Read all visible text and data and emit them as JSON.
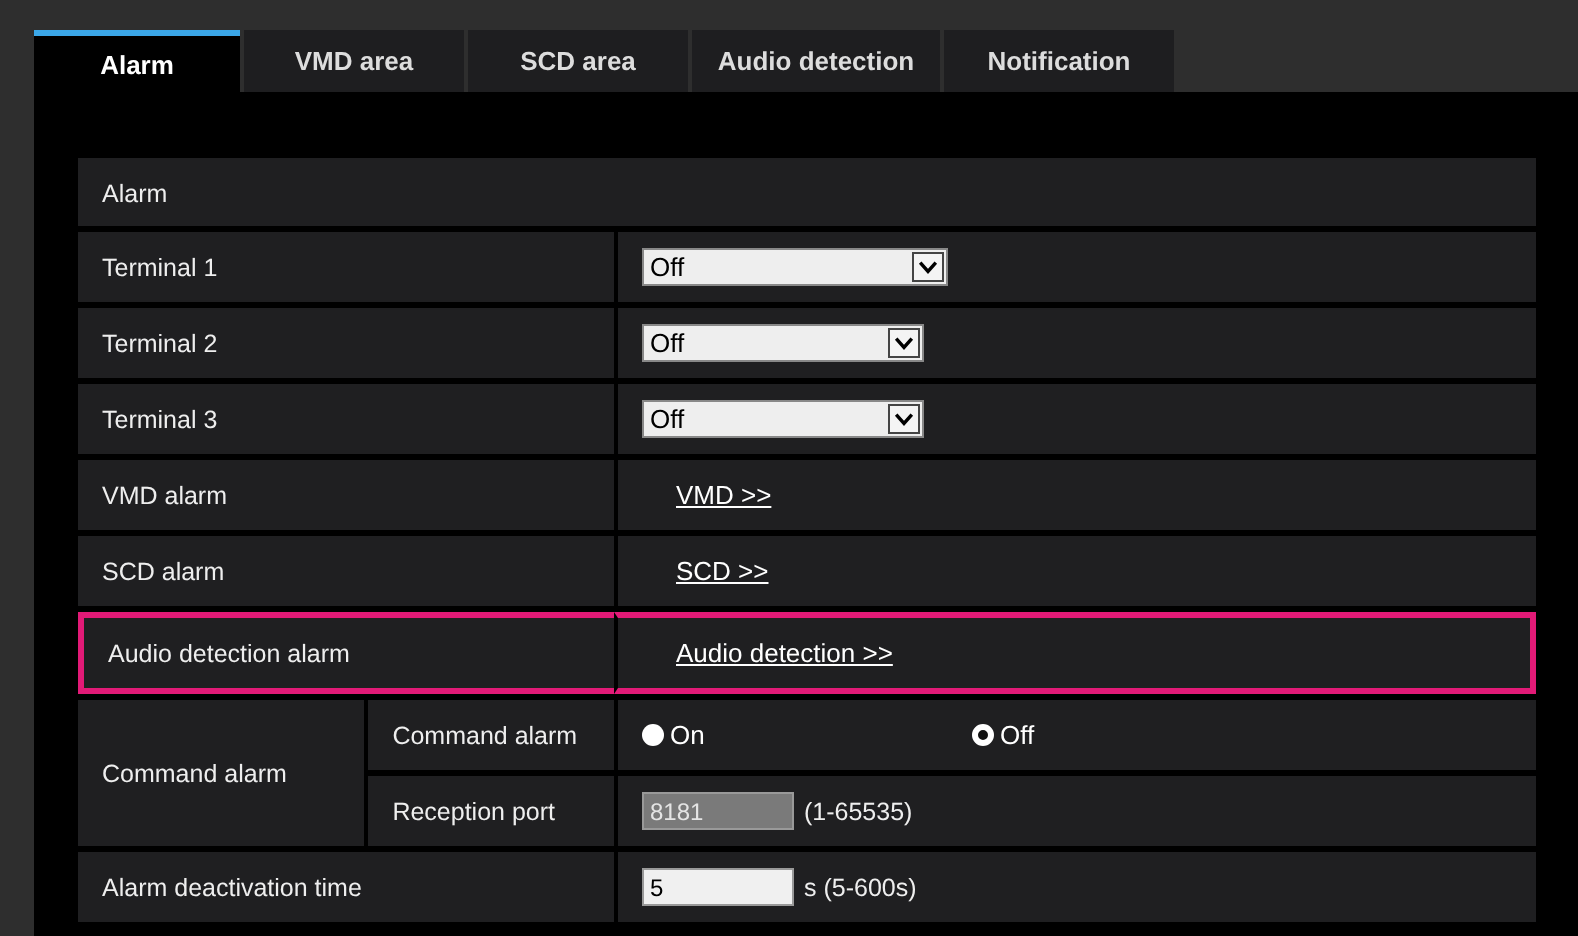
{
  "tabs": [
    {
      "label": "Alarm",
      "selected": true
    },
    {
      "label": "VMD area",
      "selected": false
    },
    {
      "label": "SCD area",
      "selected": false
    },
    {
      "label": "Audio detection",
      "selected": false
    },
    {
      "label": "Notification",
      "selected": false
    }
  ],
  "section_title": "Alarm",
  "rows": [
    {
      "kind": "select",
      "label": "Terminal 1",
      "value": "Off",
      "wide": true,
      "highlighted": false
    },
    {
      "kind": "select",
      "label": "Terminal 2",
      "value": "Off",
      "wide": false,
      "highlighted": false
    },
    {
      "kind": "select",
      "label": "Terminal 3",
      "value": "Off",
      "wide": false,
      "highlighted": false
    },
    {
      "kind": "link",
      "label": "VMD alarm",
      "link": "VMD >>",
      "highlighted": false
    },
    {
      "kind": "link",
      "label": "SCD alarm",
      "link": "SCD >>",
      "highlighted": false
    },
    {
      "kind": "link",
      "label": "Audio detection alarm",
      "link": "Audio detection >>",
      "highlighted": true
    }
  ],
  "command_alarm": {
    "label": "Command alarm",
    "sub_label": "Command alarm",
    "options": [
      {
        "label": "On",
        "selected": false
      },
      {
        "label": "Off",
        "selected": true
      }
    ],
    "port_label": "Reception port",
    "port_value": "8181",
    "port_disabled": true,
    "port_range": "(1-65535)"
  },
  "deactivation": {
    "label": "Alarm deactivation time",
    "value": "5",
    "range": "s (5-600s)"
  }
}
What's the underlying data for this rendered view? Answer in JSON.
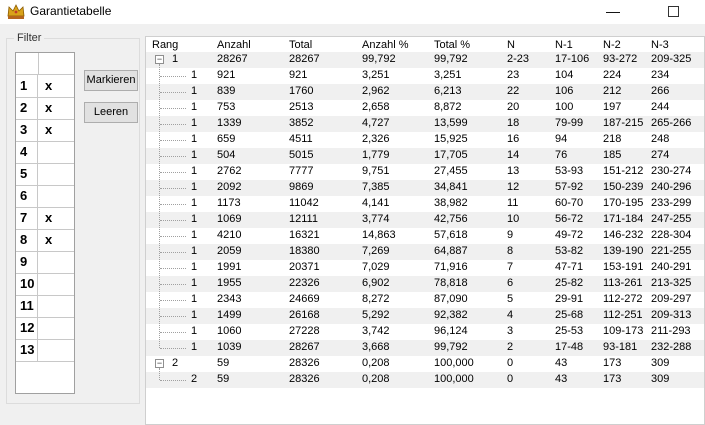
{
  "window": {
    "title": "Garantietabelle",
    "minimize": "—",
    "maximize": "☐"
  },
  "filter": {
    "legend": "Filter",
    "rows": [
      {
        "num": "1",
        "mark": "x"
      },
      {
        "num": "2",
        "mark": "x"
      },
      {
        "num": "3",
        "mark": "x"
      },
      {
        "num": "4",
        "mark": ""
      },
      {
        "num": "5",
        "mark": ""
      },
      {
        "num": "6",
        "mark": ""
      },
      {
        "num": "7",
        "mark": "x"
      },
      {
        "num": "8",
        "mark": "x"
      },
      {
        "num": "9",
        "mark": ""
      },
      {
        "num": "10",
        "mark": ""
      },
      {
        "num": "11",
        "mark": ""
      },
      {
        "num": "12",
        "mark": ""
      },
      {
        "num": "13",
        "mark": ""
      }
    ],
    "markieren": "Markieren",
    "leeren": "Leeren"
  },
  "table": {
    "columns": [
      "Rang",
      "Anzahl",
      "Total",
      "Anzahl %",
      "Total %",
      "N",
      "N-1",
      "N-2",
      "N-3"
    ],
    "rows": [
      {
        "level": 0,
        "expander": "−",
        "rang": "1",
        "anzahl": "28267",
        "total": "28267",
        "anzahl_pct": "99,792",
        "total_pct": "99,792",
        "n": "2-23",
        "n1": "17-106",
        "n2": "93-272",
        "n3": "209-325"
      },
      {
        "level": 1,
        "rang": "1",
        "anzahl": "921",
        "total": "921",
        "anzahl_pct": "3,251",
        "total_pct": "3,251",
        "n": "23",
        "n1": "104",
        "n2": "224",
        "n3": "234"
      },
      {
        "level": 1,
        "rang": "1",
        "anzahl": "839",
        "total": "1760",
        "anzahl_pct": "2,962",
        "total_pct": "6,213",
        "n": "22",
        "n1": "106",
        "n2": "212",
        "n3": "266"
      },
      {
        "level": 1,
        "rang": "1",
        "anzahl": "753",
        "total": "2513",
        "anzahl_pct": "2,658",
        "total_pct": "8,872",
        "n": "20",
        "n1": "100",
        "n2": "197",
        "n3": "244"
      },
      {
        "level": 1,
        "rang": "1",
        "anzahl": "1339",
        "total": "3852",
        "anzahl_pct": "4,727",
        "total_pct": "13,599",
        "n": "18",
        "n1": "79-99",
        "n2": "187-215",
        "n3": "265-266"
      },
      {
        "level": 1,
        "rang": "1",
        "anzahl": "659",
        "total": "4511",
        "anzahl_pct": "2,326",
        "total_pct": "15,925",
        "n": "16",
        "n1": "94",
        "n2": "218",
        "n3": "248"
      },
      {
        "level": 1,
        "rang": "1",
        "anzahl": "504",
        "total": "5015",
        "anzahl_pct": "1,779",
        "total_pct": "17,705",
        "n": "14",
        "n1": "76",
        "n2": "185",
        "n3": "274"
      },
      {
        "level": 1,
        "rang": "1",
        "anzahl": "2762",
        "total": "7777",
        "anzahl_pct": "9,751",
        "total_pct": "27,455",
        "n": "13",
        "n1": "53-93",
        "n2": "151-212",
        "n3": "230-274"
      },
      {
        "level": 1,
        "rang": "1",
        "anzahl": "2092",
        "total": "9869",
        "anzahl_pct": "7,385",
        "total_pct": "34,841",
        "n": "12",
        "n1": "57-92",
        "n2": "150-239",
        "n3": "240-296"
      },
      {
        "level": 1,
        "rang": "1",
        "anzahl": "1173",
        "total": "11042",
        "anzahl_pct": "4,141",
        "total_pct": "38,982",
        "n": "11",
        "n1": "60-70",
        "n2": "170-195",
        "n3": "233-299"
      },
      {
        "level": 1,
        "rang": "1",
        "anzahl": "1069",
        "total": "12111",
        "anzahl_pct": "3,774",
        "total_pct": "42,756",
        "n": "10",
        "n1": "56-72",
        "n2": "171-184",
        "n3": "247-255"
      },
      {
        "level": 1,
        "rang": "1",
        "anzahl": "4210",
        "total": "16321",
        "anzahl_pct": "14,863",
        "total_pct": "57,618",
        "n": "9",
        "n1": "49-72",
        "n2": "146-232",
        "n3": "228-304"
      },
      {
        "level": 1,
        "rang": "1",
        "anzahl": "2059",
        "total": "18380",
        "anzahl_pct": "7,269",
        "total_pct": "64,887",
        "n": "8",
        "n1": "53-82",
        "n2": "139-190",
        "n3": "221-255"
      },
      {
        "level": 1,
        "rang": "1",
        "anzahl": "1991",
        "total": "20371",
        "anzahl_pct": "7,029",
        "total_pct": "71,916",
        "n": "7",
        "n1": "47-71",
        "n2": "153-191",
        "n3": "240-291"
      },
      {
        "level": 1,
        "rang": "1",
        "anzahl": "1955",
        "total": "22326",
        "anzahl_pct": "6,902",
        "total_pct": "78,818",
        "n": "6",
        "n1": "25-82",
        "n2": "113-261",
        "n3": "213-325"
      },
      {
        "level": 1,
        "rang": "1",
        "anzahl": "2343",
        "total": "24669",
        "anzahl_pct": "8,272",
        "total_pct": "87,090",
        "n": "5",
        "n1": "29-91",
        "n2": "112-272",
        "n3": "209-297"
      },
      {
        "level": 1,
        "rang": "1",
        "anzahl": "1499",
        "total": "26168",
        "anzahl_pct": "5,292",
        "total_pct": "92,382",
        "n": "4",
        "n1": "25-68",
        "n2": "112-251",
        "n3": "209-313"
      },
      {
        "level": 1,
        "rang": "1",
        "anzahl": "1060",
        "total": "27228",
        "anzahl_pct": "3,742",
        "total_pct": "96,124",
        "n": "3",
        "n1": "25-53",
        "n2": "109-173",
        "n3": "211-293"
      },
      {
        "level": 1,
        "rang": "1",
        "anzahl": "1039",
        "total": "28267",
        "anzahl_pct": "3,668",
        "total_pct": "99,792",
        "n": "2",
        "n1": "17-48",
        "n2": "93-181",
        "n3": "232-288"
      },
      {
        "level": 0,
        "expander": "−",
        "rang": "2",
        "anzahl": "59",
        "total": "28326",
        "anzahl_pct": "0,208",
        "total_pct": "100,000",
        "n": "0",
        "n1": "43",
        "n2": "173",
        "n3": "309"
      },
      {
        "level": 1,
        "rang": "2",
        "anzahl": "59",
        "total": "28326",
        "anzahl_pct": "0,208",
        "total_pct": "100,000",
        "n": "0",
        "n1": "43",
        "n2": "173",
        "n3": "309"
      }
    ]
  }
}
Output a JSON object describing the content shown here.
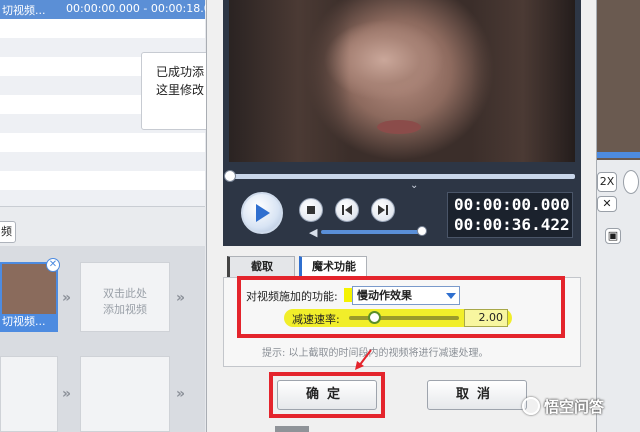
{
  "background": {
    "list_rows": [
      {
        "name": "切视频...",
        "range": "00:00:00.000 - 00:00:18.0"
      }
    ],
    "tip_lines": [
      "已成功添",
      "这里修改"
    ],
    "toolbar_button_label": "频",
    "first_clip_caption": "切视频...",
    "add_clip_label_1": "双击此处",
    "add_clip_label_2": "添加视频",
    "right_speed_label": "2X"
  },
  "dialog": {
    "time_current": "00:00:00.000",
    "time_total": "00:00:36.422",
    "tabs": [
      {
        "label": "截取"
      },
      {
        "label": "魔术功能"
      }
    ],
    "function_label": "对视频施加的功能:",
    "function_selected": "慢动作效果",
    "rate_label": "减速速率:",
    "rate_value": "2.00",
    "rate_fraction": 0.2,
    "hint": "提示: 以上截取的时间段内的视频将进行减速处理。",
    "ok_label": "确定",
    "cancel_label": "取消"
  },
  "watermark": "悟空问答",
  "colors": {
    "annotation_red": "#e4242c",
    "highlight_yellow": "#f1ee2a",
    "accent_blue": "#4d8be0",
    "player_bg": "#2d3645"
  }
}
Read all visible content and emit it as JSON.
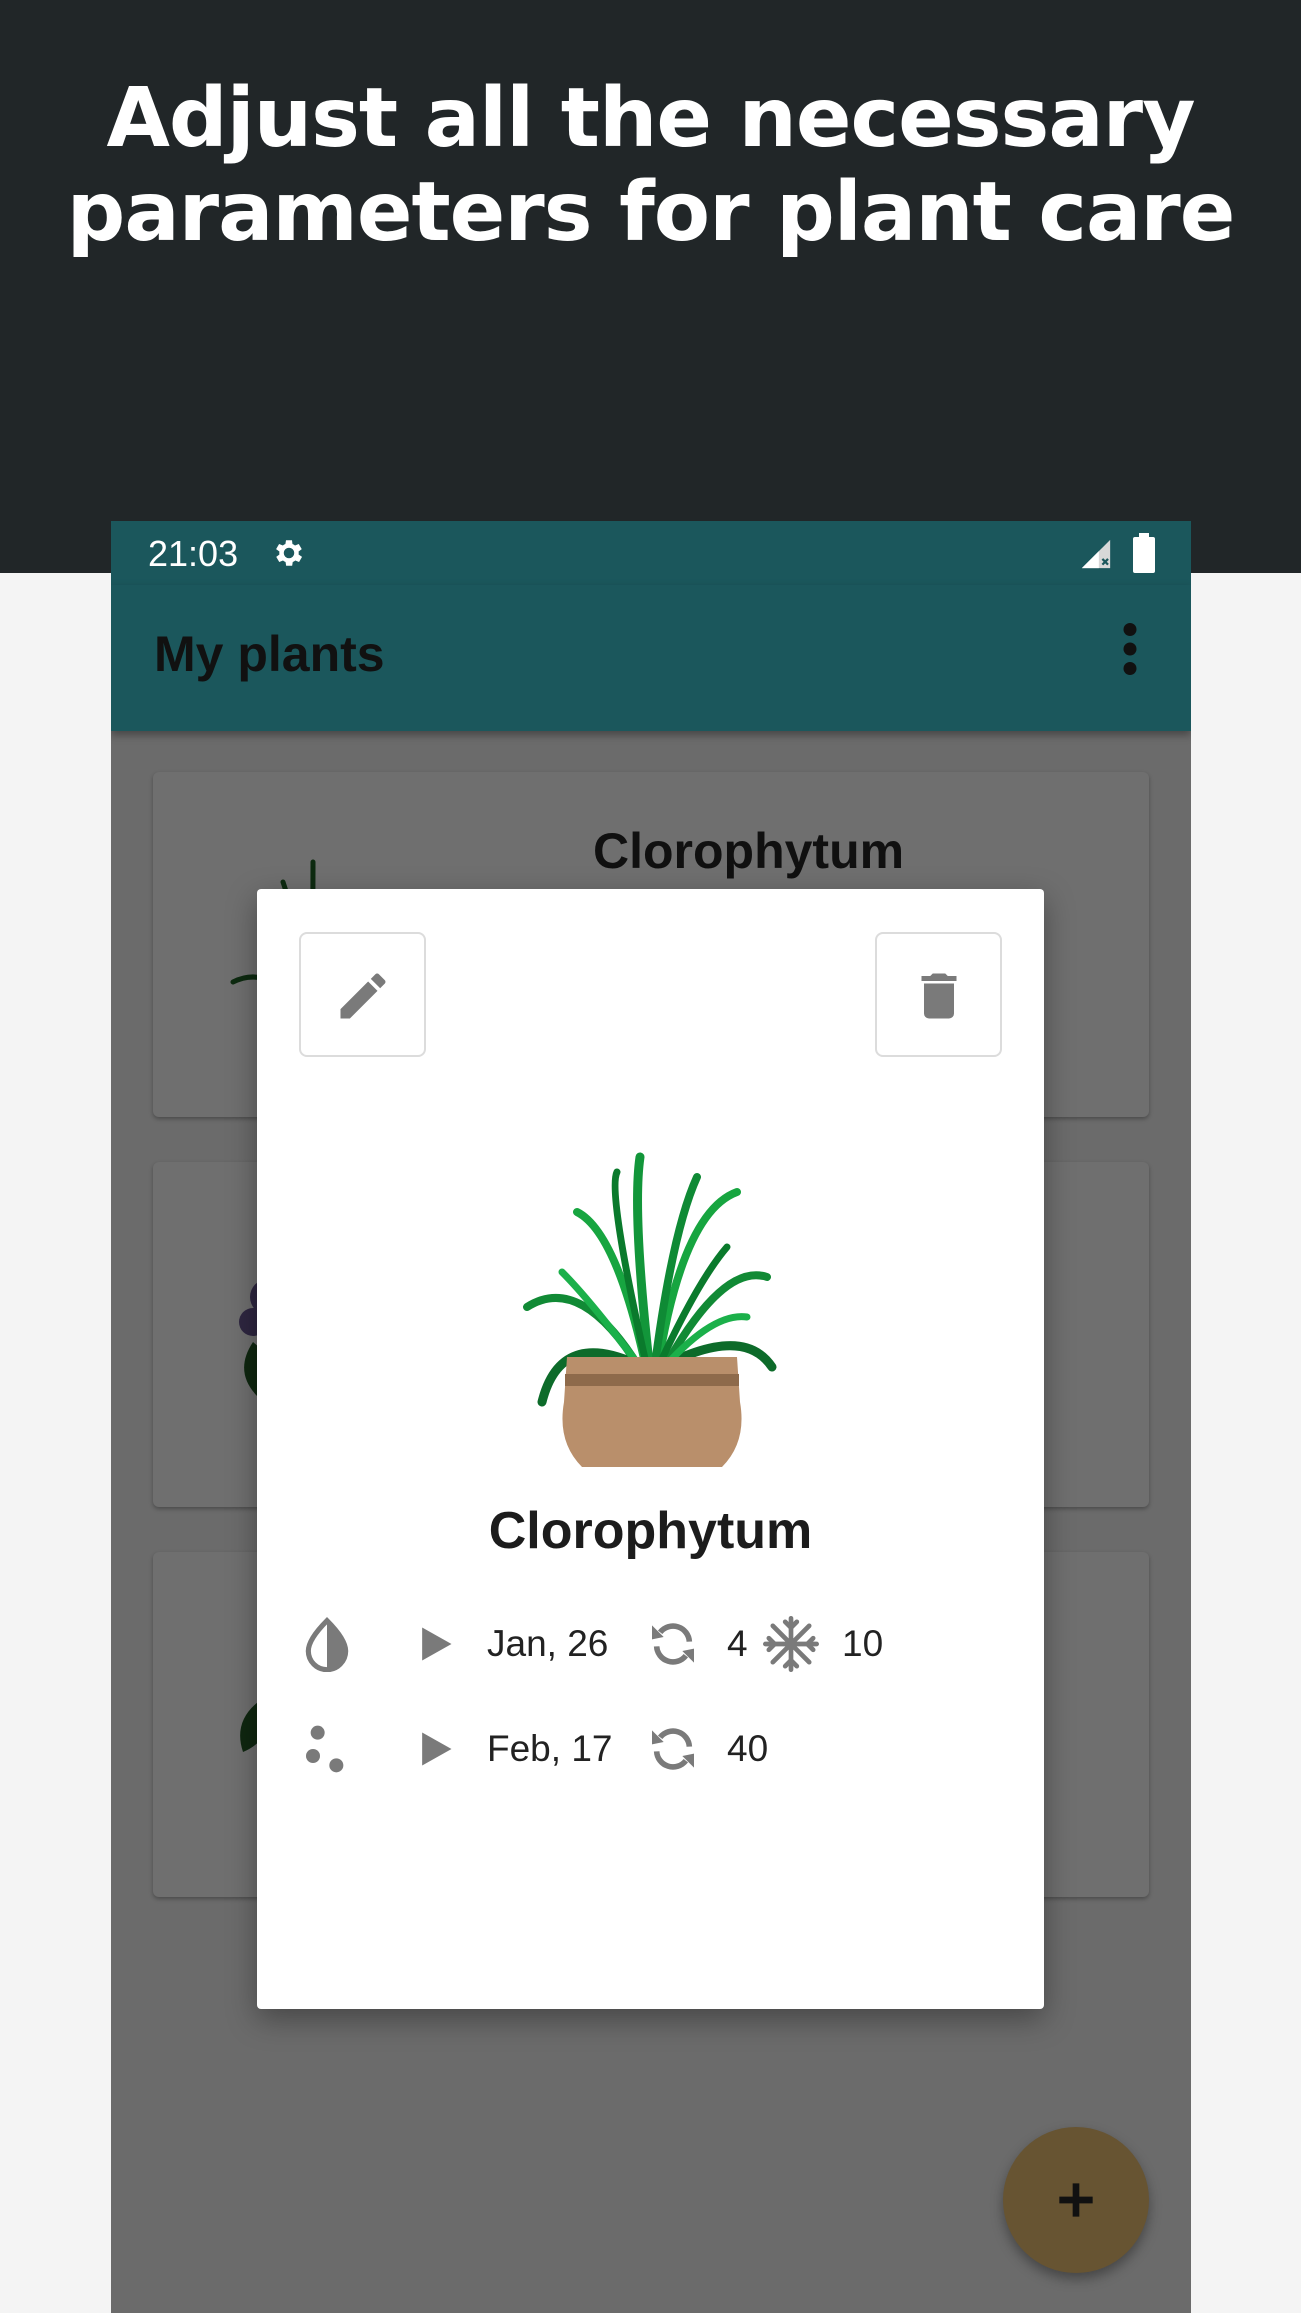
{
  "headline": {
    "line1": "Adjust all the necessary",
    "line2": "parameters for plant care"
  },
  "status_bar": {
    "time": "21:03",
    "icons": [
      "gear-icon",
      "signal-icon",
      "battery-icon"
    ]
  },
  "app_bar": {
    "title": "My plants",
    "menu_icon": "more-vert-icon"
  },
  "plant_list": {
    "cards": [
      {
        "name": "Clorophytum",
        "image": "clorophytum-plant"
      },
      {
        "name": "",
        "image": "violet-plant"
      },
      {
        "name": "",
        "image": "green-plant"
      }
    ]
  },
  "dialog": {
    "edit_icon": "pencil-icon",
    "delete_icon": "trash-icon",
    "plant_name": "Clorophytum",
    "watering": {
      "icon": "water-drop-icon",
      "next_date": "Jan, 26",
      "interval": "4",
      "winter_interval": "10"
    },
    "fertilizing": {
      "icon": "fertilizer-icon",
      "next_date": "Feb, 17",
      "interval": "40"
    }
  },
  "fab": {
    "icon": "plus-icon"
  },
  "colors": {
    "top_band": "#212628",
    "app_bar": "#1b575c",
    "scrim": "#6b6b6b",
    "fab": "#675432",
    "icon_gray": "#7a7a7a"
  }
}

## GOAL
Using the listing above, locate the lines that hold "visible" and copy each one.

## THE COMPLETED TASK
Read all visible text and data and emit them as JSON.
Read all visible content and emit it as JSON.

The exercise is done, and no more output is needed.